- **Entries from a data source**:

• • • • •

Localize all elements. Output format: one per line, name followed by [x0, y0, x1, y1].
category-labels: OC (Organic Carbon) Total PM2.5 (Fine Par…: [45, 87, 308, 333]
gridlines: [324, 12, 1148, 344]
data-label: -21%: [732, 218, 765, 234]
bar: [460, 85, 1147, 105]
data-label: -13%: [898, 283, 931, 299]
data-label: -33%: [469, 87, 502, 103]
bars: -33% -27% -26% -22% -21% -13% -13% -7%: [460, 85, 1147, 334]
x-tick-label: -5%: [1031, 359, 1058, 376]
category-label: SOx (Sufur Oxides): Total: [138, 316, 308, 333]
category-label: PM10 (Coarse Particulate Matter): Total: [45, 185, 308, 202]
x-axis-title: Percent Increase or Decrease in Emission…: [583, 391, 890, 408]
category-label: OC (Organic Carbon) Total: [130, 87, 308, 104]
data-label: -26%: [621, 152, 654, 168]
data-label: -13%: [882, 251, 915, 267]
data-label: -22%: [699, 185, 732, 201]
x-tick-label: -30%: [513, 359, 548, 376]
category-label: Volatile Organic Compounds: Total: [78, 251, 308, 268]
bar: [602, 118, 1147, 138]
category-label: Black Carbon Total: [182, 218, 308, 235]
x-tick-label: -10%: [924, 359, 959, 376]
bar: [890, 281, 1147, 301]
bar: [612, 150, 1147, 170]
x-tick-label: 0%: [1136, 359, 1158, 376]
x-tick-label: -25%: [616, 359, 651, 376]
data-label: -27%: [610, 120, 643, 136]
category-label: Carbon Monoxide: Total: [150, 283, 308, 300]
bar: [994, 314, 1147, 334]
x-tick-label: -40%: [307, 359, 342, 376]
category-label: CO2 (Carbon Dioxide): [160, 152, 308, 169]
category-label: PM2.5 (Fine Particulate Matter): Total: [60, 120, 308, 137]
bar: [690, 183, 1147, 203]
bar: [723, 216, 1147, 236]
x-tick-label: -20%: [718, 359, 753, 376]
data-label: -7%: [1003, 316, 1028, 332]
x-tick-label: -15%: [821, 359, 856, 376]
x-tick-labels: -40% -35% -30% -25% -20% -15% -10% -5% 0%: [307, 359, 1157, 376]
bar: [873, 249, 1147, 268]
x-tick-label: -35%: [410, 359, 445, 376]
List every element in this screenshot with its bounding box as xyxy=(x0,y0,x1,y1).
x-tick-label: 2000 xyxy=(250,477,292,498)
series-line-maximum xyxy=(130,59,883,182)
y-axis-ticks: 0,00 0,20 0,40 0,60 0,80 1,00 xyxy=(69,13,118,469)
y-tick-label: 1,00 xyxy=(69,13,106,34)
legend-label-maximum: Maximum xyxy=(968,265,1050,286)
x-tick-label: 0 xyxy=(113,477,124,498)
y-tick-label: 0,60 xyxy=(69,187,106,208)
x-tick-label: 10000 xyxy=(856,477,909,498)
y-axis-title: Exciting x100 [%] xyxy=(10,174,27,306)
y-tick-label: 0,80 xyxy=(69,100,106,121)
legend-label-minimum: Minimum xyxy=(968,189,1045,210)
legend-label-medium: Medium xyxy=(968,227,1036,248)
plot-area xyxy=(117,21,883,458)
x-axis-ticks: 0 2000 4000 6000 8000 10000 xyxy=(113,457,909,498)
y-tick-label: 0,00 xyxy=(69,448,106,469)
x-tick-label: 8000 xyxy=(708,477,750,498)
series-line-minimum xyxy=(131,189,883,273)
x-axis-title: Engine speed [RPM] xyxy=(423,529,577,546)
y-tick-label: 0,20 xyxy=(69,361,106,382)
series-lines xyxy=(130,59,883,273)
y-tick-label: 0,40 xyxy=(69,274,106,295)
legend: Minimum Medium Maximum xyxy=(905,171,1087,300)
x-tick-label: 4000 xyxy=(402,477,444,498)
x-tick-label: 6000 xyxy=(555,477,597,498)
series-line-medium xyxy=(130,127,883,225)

• • • • •

- **Description of the task**: Output as a numbered list every line from the start of the entries through the line that contains "data-label: -13%: [898, 283, 931, 299]", leaving out any blank lines.

- **Output for this task**:
1. Localize all elements. Output format: one per line, name followed by [x0, y0, x1, y1].
2. category-labels: OC (Organic Carbon) Total PM2.5 (Fine Par…: [45, 87, 308, 333]
3. gridlines: [324, 12, 1148, 344]
4. data-label: -21%: [732, 218, 765, 234]
5. bar: [460, 85, 1147, 105]
6. data-label: -13%: [898, 283, 931, 299]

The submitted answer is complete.